▶ **AIM**:
In the entries below, substitute "legend-item" for every occurrence of "legend-entry" and reproduce all lines with nothing else altered.

(Element boundary records)
*-*-*

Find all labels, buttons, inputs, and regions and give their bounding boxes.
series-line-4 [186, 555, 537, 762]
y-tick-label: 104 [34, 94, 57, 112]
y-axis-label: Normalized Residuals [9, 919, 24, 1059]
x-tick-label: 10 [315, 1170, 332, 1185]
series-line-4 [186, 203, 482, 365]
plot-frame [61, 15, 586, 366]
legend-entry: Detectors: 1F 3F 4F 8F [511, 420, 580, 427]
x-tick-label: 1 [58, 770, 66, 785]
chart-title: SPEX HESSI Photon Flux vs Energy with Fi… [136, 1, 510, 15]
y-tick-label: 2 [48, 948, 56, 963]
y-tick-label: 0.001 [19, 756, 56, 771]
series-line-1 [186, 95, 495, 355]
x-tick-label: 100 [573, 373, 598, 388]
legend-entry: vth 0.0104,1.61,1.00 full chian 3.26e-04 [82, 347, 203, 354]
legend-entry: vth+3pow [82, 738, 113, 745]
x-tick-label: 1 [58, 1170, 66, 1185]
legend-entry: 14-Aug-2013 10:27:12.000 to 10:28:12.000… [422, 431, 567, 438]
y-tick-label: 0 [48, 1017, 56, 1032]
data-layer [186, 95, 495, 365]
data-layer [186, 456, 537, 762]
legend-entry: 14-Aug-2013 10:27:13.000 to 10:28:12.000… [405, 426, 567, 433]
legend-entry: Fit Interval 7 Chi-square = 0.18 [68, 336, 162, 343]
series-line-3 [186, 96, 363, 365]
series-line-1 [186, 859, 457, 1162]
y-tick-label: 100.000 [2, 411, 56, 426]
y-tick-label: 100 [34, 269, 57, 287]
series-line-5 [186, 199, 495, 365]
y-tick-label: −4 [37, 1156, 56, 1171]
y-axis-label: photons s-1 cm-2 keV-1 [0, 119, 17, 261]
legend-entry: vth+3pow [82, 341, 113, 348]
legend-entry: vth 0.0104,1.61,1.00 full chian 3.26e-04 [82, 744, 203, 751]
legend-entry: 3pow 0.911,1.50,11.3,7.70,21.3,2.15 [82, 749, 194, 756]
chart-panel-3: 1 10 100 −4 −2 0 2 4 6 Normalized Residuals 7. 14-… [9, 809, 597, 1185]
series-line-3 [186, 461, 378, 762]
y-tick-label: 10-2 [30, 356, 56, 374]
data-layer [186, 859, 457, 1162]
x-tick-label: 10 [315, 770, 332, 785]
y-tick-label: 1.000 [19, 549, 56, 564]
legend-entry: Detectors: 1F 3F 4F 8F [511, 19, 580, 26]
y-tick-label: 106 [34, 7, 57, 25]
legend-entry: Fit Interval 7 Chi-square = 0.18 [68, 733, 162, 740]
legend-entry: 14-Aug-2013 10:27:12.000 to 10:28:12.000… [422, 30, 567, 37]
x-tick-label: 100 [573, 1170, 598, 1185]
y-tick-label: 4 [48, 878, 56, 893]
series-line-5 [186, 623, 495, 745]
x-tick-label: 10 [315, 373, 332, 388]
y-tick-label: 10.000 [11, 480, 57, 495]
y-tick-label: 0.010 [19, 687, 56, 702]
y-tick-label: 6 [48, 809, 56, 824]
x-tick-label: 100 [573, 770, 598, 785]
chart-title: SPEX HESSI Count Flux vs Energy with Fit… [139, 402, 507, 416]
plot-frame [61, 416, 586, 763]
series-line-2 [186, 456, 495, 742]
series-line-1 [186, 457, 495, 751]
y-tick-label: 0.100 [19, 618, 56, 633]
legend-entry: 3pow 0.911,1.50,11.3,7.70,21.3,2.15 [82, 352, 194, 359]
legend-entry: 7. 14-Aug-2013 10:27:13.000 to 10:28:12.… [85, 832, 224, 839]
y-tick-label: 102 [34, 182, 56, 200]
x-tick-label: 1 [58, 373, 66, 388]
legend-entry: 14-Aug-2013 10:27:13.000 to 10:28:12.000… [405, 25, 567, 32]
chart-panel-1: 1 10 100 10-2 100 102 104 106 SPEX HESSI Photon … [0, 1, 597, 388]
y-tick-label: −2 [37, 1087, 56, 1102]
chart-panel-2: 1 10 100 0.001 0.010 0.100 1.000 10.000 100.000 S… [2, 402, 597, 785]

*-*-*

▶ **WRITTEN ANSWER**:
Find all labels, buttons, inputs, and regions and give their bounding boxes.
series-line-4 [186, 555, 537, 762]
y-tick-label: 104 [34, 94, 57, 112]
y-axis-label: Normalized Residuals [9, 919, 24, 1059]
x-tick-label: 10 [315, 1170, 332, 1185]
series-line-4 [186, 203, 482, 365]
plot-frame [61, 15, 586, 366]
legend-item: Detectors: 1F 3F 4F 8F [511, 420, 580, 427]
x-tick-label: 1 [58, 770, 66, 785]
chart-title: SPEX HESSI Photon Flux vs Energy with Fi… [136, 1, 510, 15]
y-tick-label: 2 [48, 948, 56, 963]
y-tick-label: 0.001 [19, 756, 56, 771]
series-line-1 [186, 95, 495, 355]
x-tick-label: 100 [573, 373, 598, 388]
legend-item: vth 0.0104,1.61,1.00 full chian 3.26e-04 [82, 347, 203, 354]
legend-item: vth+3pow [82, 738, 113, 745]
x-tick-label: 1 [58, 1170, 66, 1185]
legend-item: 14-Aug-2013 10:27:12.000 to 10:28:12.000… [422, 431, 567, 438]
y-tick-label: 0 [48, 1017, 56, 1032]
data-layer [186, 95, 495, 365]
data-layer [186, 456, 537, 762]
legend-item: 14-Aug-2013 10:27:13.000 to 10:28:12.000… [405, 426, 567, 433]
legend-item: Fit Interval 7 Chi-square = 0.18 [68, 336, 162, 343]
series-line-3 [186, 96, 363, 365]
series-line-1 [186, 859, 457, 1162]
y-tick-label: 100.000 [2, 411, 56, 426]
y-tick-label: 100 [34, 269, 57, 287]
series-line-5 [186, 199, 495, 365]
y-tick-label: −4 [37, 1156, 56, 1171]
y-axis-label: photons s-1 cm-2 keV-1 [0, 119, 17, 261]
legend-item: vth+3pow [82, 341, 113, 348]
legend-item: vth 0.0104,1.61,1.00 full chian 3.26e-04 [82, 744, 203, 751]
legend-item: 3pow 0.911,1.50,11.3,7.70,21.3,2.15 [82, 749, 194, 756]
chart-panel-3: 1 10 100 −4 −2 0 2 4 6 Normalized Residuals 7. 14-… [9, 809, 597, 1185]
series-line-3 [186, 461, 378, 762]
y-tick-label: 10-2 [30, 356, 56, 374]
data-layer [186, 859, 457, 1162]
x-tick-label: 10 [315, 770, 332, 785]
y-tick-label: 1.000 [19, 549, 56, 564]
legend-item: Detectors: 1F 3F 4F 8F [511, 19, 580, 26]
y-tick-label: 106 [34, 7, 57, 25]
legend-item: Fit Interval 7 Chi-square = 0.18 [68, 733, 162, 740]
legend-item: 14-Aug-2013 10:27:12.000 to 10:28:12.000… [422, 30, 567, 37]
x-tick-label: 100 [573, 1170, 598, 1185]
y-tick-label: 4 [48, 878, 56, 893]
series-line-5 [186, 623, 495, 745]
x-tick-label: 10 [315, 373, 332, 388]
y-tick-label: 10.000 [11, 480, 57, 495]
y-tick-label: 0.010 [19, 687, 56, 702]
y-tick-label: 6 [48, 809, 56, 824]
x-tick-label: 100 [573, 770, 598, 785]
chart-title: SPEX HESSI Count Flux vs Energy with Fit… [139, 402, 507, 416]
plot-frame [61, 416, 586, 763]
series-line-2 [186, 456, 495, 742]
series-line-1 [186, 457, 495, 751]
y-tick-label: 0.100 [19, 618, 56, 633]
legend-item: 3pow 0.911,1.50,11.3,7.70,21.3,2.15 [82, 352, 194, 359]
legend-item: 7. 14-Aug-2013 10:27:13.000 to 10:28:12.… [85, 832, 224, 839]
y-tick-label: 102 [34, 182, 56, 200]
x-tick-label: 1 [58, 373, 66, 388]
legend-item: 14-Aug-2013 10:27:13.000 to 10:28:12.000… [405, 25, 567, 32]
chart-panel-1: 1 10 100 10-2 100 102 104 106 SPEX HESSI Photon … [0, 1, 597, 388]
y-tick-label: −2 [37, 1087, 56, 1102]
chart-panel-2: 1 10 100 0.001 0.010 0.100 1.000 10.000 100.000 S… [2, 402, 597, 785]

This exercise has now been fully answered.